Aim
Return each line of the listing that contains the string "ВВЕДЕН".

Extracted data entries
◆ ◆ ◆ ◆
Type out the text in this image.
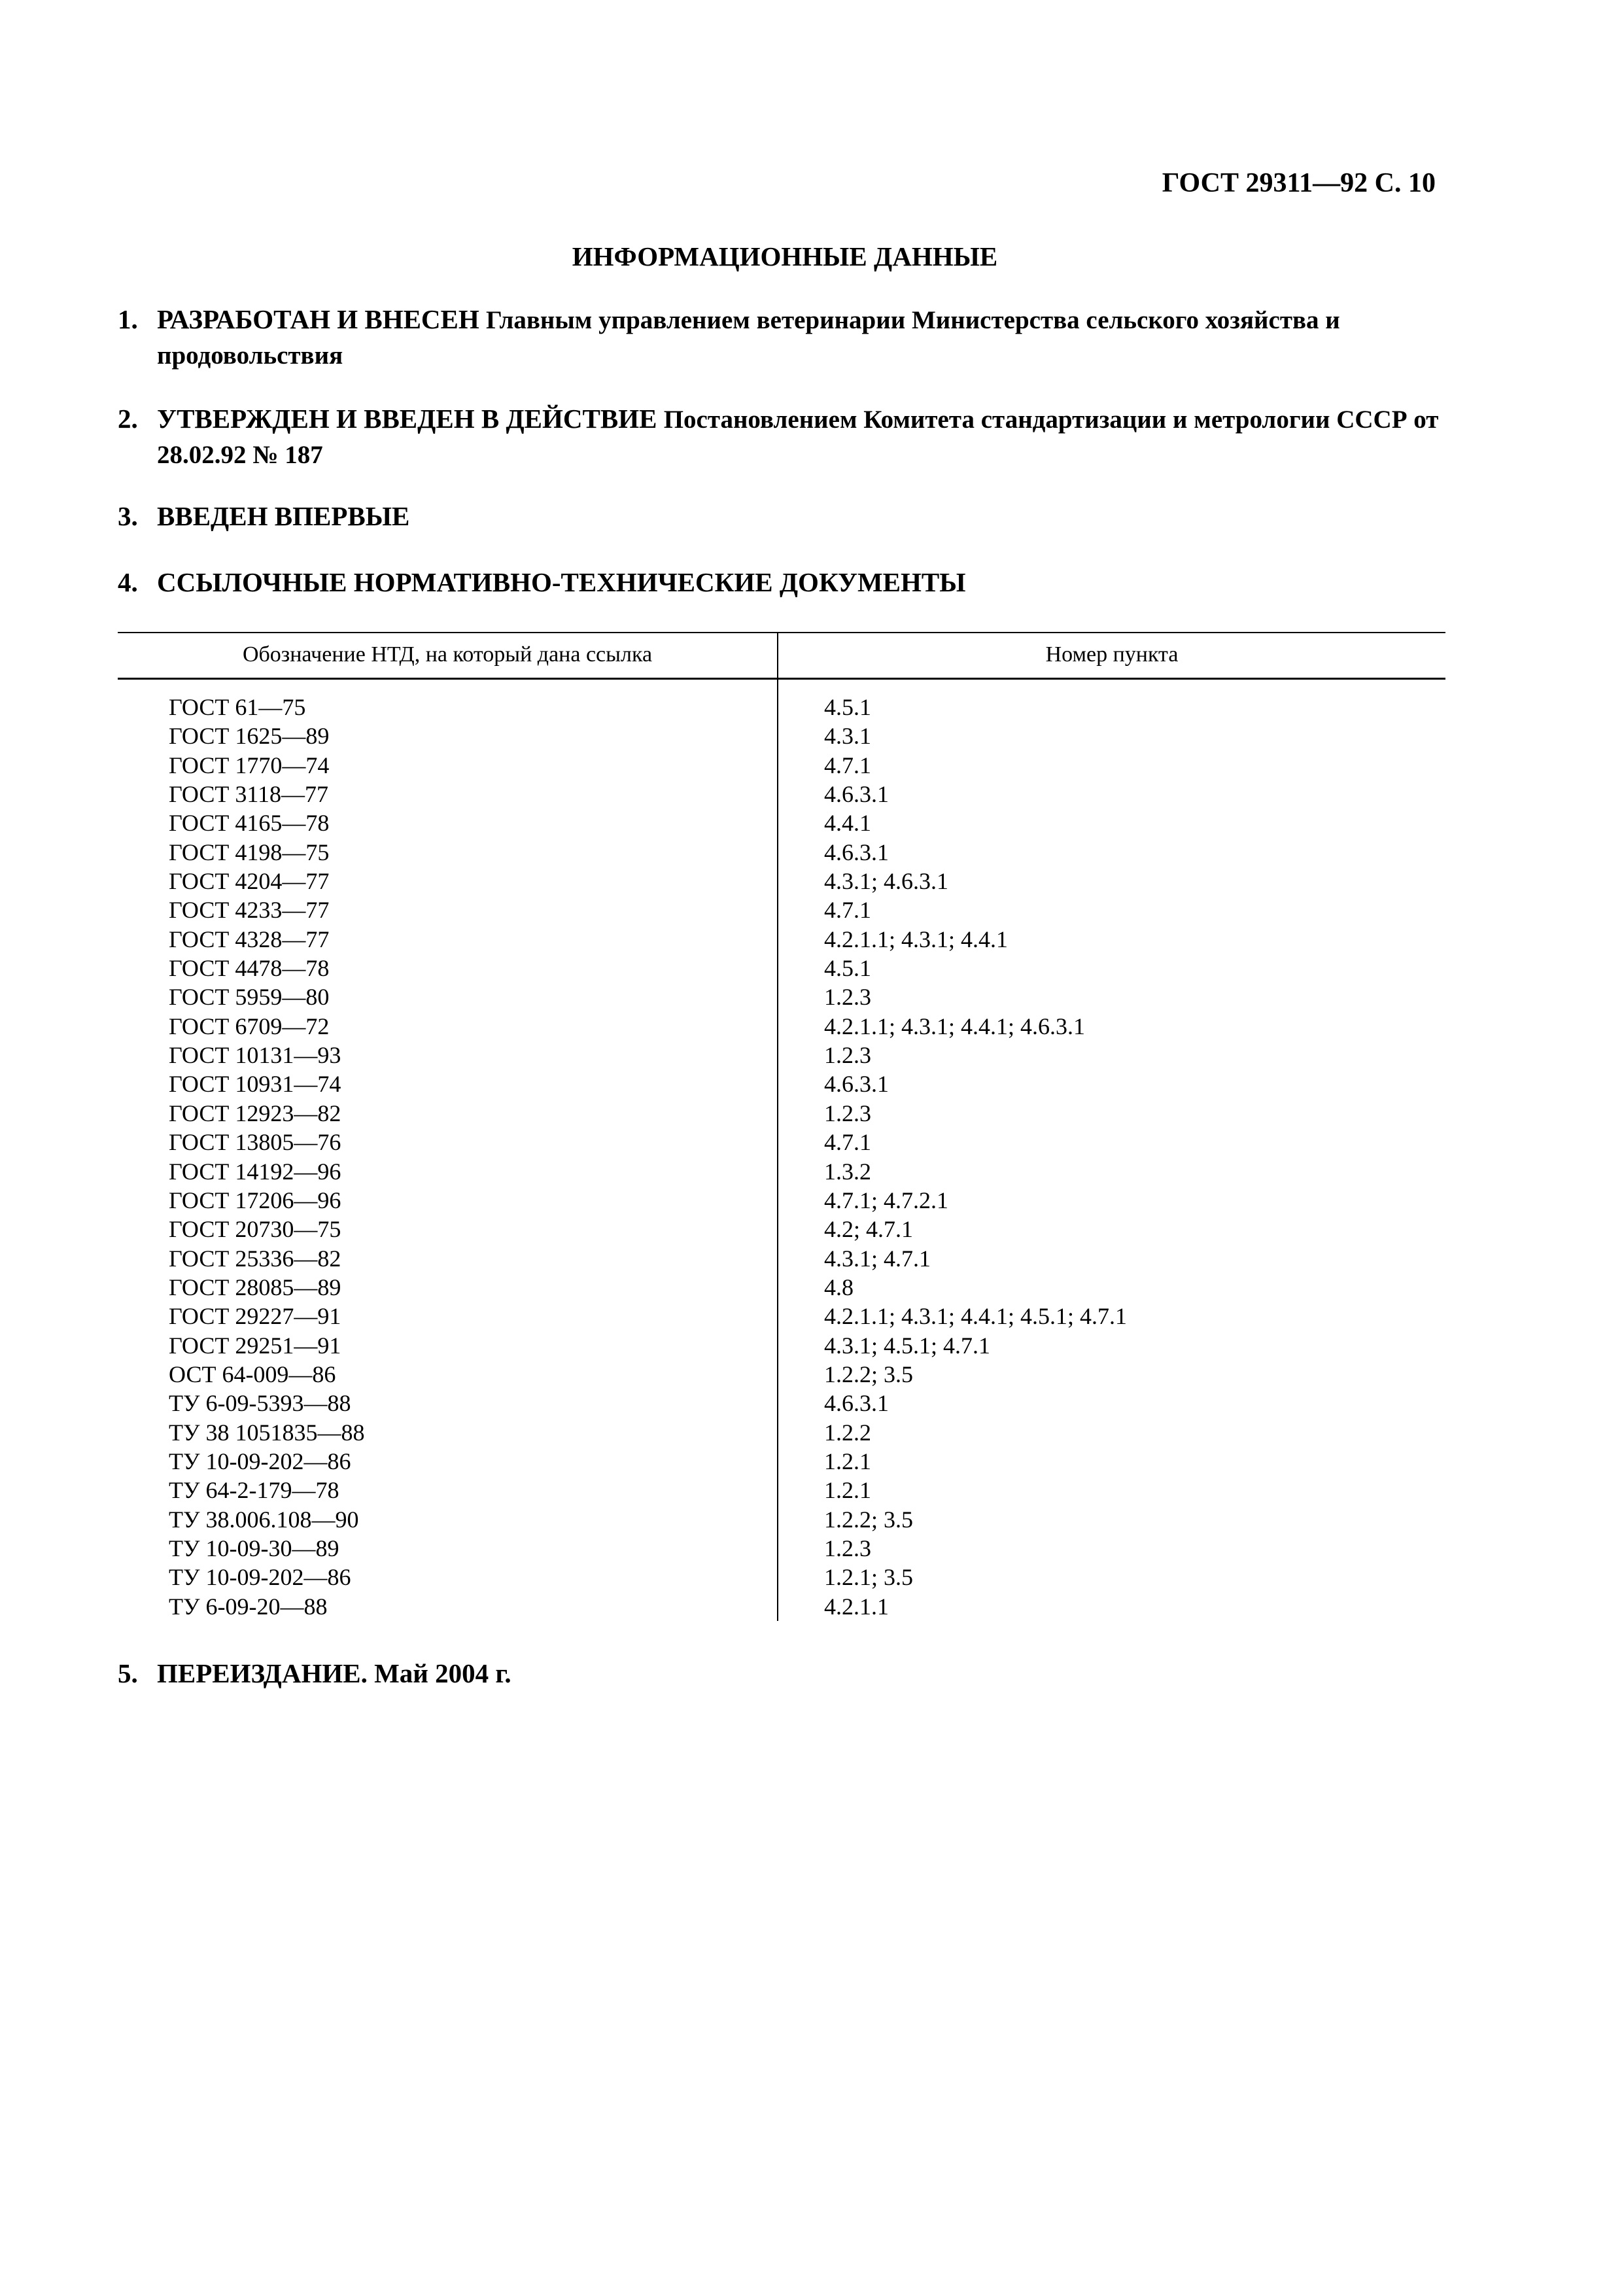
ГОСТ 29311—92 С. 10
ИНФОРМАЦИОННЫЕ ДАННЫЕ
1. РАЗРАБОТАН И ВНЕСЕН Главным управлением ветеринарии Министерства сельского хозяйства и продовольствия
2. УТВЕРЖДЕН И ВВЕДЕН В ДЕЙСТВИЕ Постановлением Комитета стандартизации и метрологии СССР от 28.02.92 № 187
3. ВВЕДЕН ВПЕРВЫЕ
4. ССЫЛОЧНЫЕ НОРМАТИВНО-ТЕХНИЧЕСКИЕ ДОКУМЕНТЫ
Обозначение НТД, на который дана ссылка	Номер пункта
ГОСТ 61—75	4.5.1
ГОСТ 1625—89	4.3.1
ГОСТ 1770—74	4.7.1
ГОСТ 3118—77	4.6.3.1
ГОСТ 4165—78	4.4.1
ГОСТ 4198—75	4.6.3.1
ГОСТ 4204—77	4.3.1; 4.6.3.1
ГОСТ 4233—77	4.7.1
ГОСТ 4328—77	4.2.1.1; 4.3.1; 4.4.1
ГОСТ 4478—78	4.5.1
ГОСТ 5959—80	1.2.3
ГОСТ 6709—72	4.2.1.1; 4.3.1; 4.4.1; 4.6.3.1
ГОСТ 10131—93	1.2.3
ГОСТ 10931—74	4.6.3.1
ГОСТ 12923—82	1.2.3
ГОСТ 13805—76	4.7.1
ГОСТ 14192—96	1.3.2
ГОСТ 17206—96	4.7.1; 4.7.2.1
ГОСТ 20730—75	4.2; 4.7.1
ГОСТ 25336—82	4.3.1; 4.7.1
ГОСТ 28085—89	4.8
ГОСТ 29227—91	4.2.1.1; 4.3.1; 4.4.1; 4.5.1; 4.7.1
ГОСТ 29251—91	4.3.1; 4.5.1; 4.7.1
ОСТ 64-009—86	1.2.2; 3.5
ТУ 6-09-5393—88	4.6.3.1
ТУ 38 1051835—88	1.2.2
ТУ 10-09-202—86	1.2.1
ТУ 64-2-179—78	1.2.1
ТУ 38.006.108—90	1.2.2; 3.5
ТУ 10-09-30—89	1.2.3
ТУ 10-09-202—86	1.2.1; 3.5
ТУ 6-09-20—88	4.2.1.1
5. ПЕРЕИЗДАНИЕ. Май 2004 г.
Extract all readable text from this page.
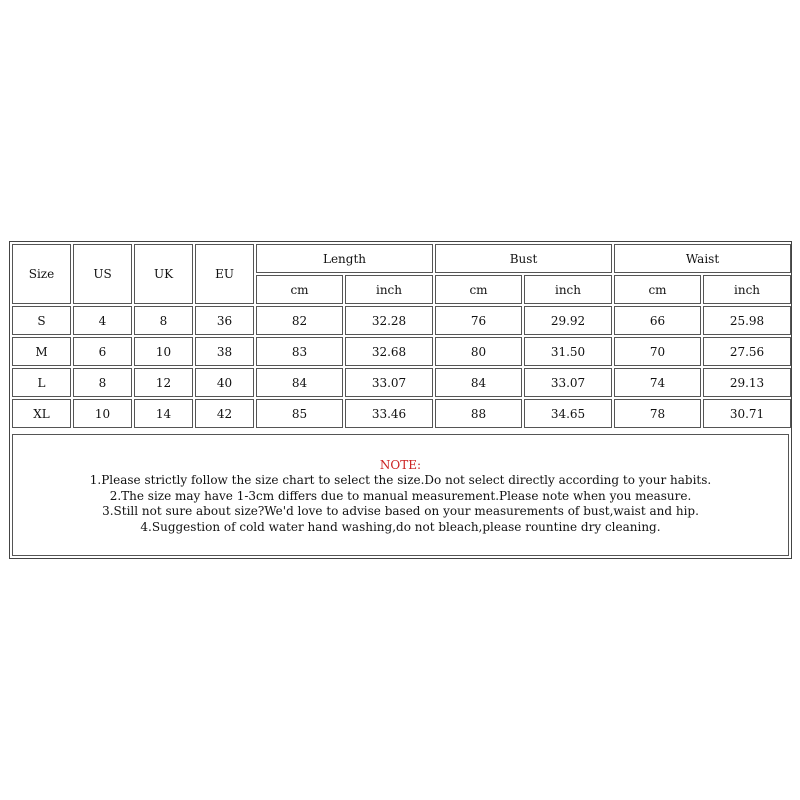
Size	US	UK	EU	Length		Bust		Waist	
				cm	inch	cm	inch	cm	inch
S	4	8	36	82	32.28	76	29.92	66	25.98
M	6	10	38	83	32.68	80	31.50	70	27.56
L	8	12	40	84	33.07	84	33.07	74	29.13
XL	10	14	42	85	33.46	88	34.65	78	30.71
NOTE:
1.Please strictly follow the size chart to select the size.Do not select directly according to your habits.
2.The size may have 1-3cm differs due to manual measurement.Please note when you measure.
3.Still not sure about size?We'd love to advise based on your measurements of bust,waist and hip.
4.Suggestion of cold water hand washing,do not bleach,please rountine dry cleaning.
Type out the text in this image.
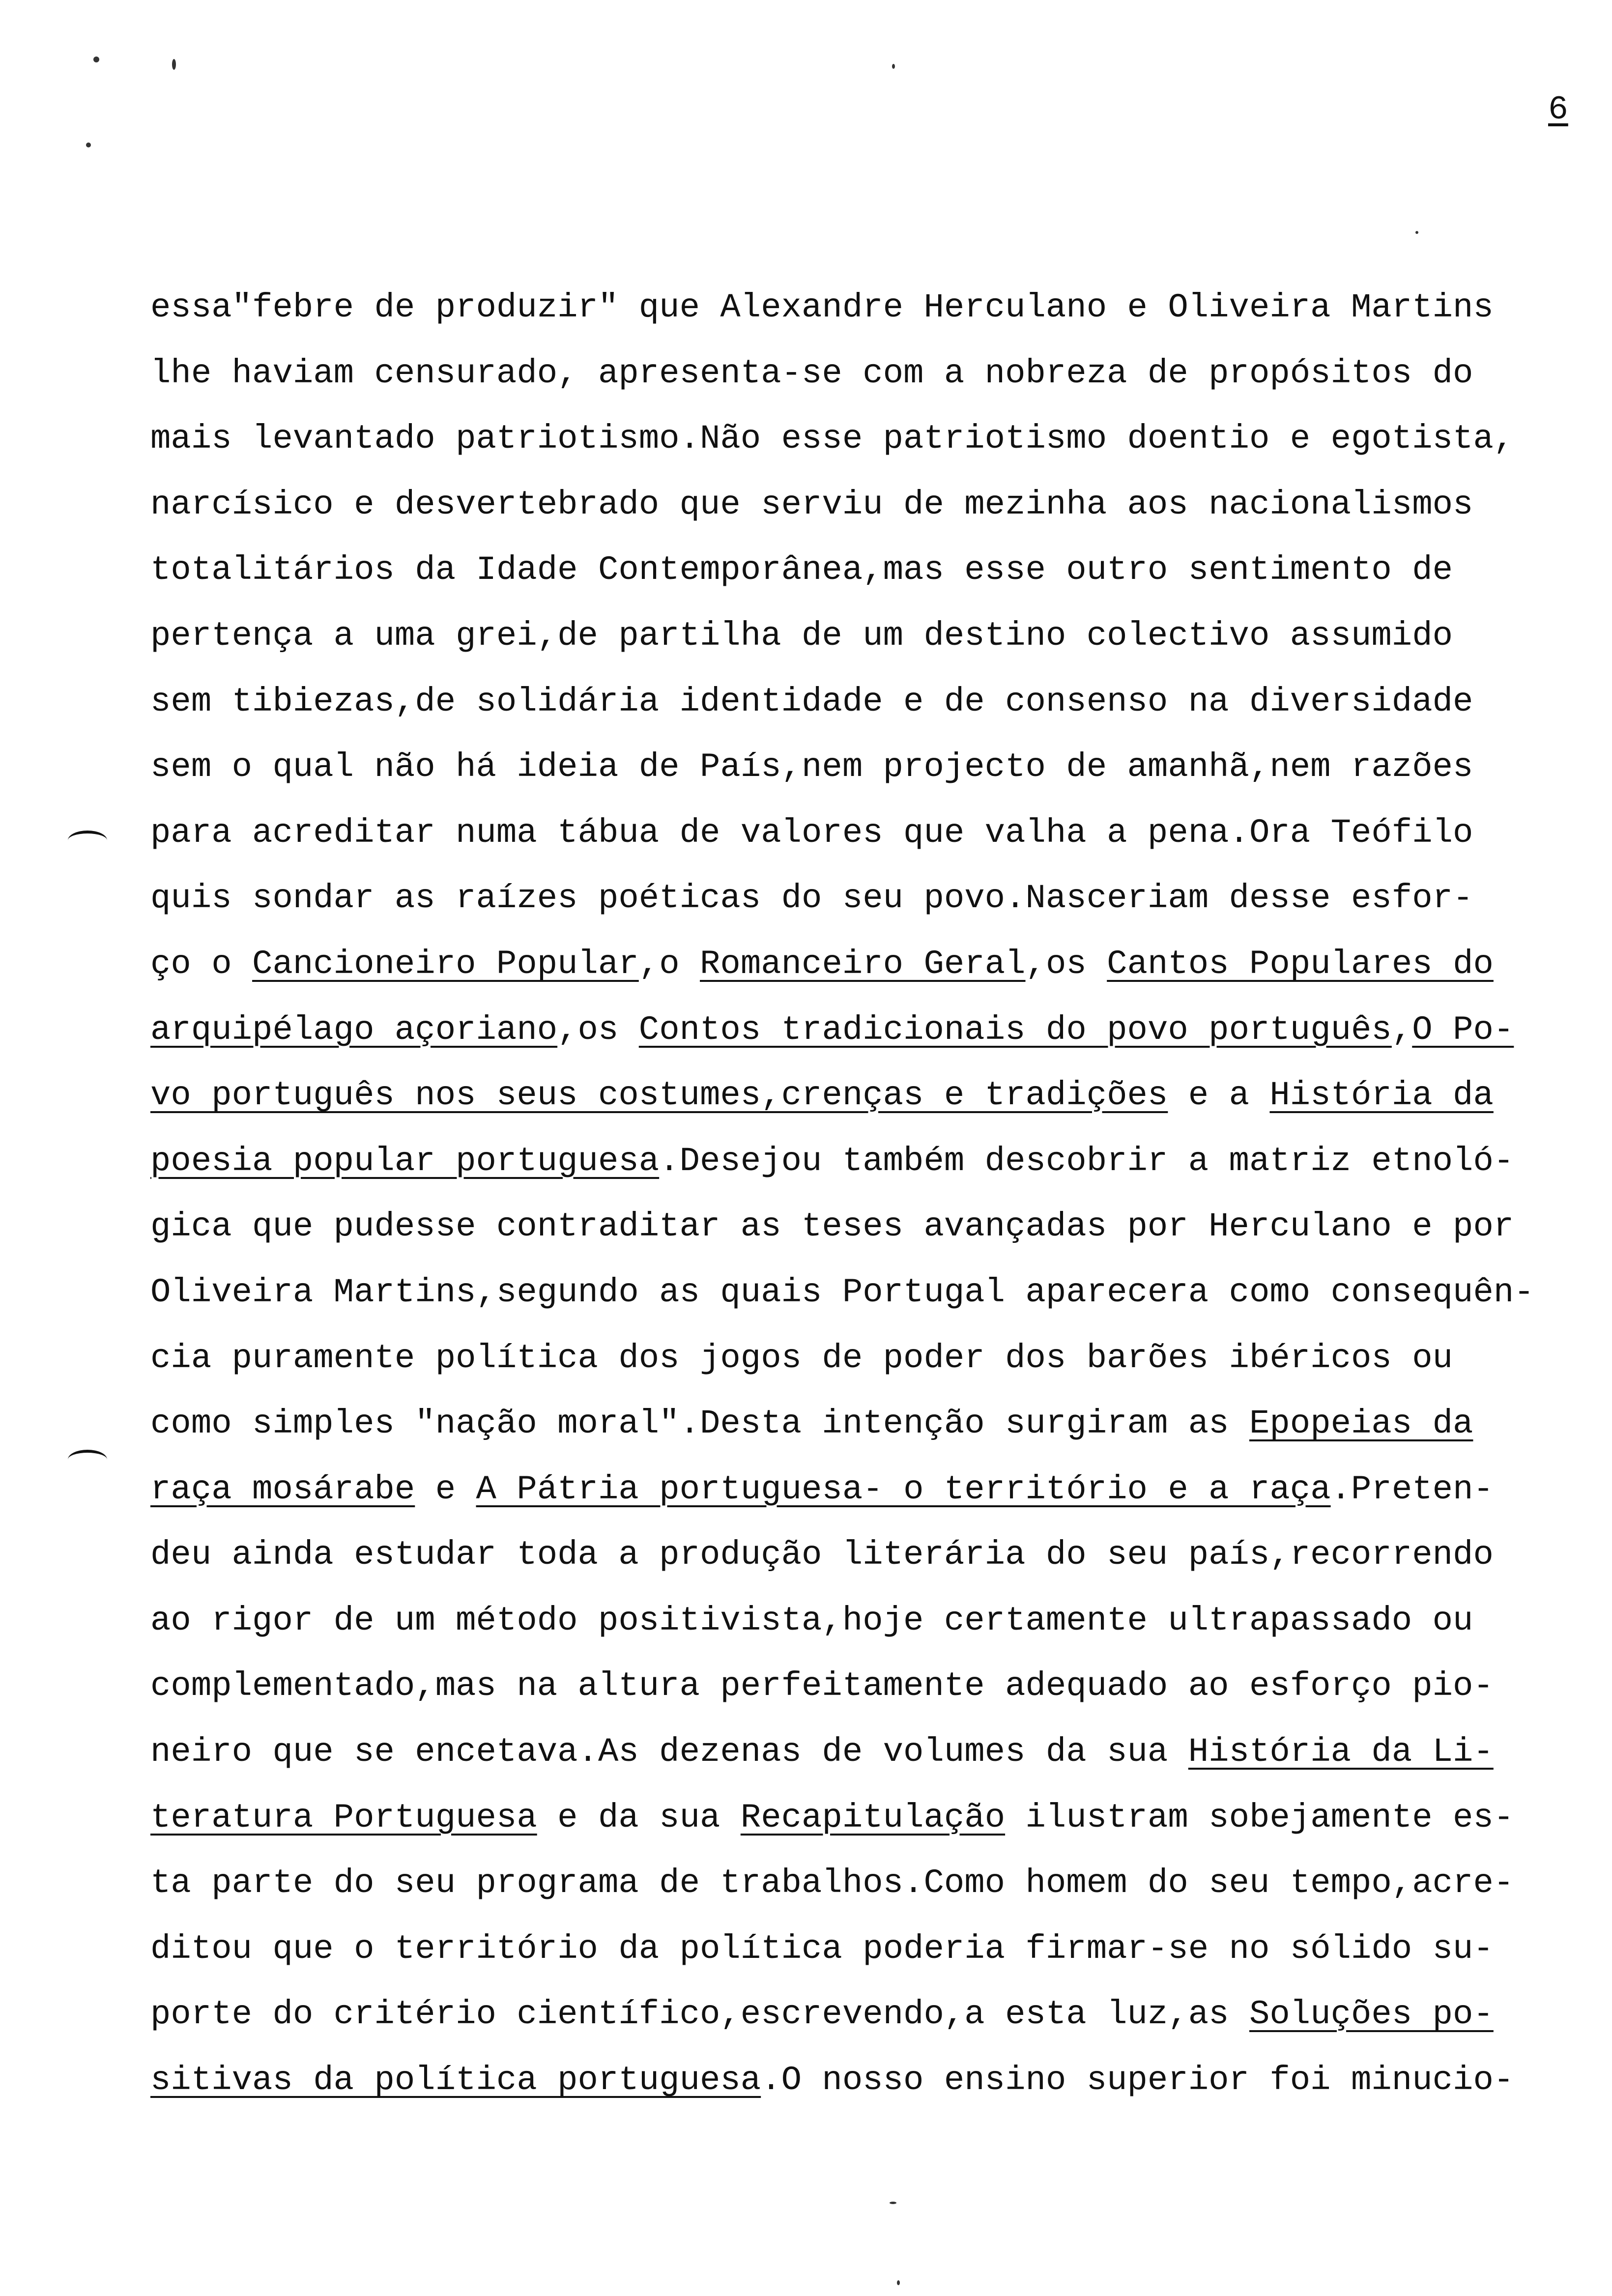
6
essa"febre de produzir" que Alexandre Herculano e Oliveira Martins
lhe haviam censurado, apresenta-se com a nobreza de propósitos do
mais levantado patriotismo.Não esse patriotismo doentio e egotista,
narcísico e desvertebrado que serviu de mezinha aos nacionalismos
totalitários da Idade Contemporânea,mas esse outro sentimento de
pertença a uma grei,de partilha de um destino colectivo assumido
sem tibiezas,de solidária identidade e de consenso na diversidade
sem o qual não há ideia de País,nem projecto de amanhã,nem razões
para acreditar numa tábua de valores que valha a pena.Ora Teófilo
quis sondar as raízes poéticas do seu povo.Nasceriam desse esfor-
ço o Cancioneiro Popular,o Romanceiro Geral,os Cantos Populares do
arquipélago açoriano,os Contos tradicionais do povo português,O Po-
vo português nos seus costumes,crenças e tradições e a História da
poesia popular portuguesa.Desejou também descobrir a matriz etnoló-
gica que pudesse contraditar as teses avançadas por Herculano e por
Oliveira Martins,segundo as quais Portugal aparecera como consequên-
cia puramente política dos jogos de poder dos barões ibéricos ou
como simples "nação moral".Desta intenção surgiram as Epopeias da
raça mosárabe e A Pátria portuguesa- o território e a raça.Preten-
deu ainda estudar toda a produção literária do seu país,recorrendo
ao rigor de um método positivista,hoje certamente ultrapassado ou
complementado,mas na altura perfeitamente adequado ao esforço pio-
neiro que se encetava.As dezenas de volumes da sua História da Li-
teratura Portuguesa e da sua Recapitulação ilustram sobejamente es-
ta parte do seu programa de trabalhos.Como homem do seu tempo,acre-
ditou que o território da política poderia firmar-se no sólido su-
porte do critério científico,escrevendo,a esta luz,as Soluções po-
sitivas da política portuguesa.O nosso ensino superior foi minucio-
◆ ◆ ◆ ◆
Complete response
2. УТВЕРЖДЕН И ВВЕДЕН В ДЕЙСТВИЕ Постановлением Комитета стандартизации и метрологии СССР от 28.02.92 № 187
3. ВВЕДЕН ВПЕРВЫЕ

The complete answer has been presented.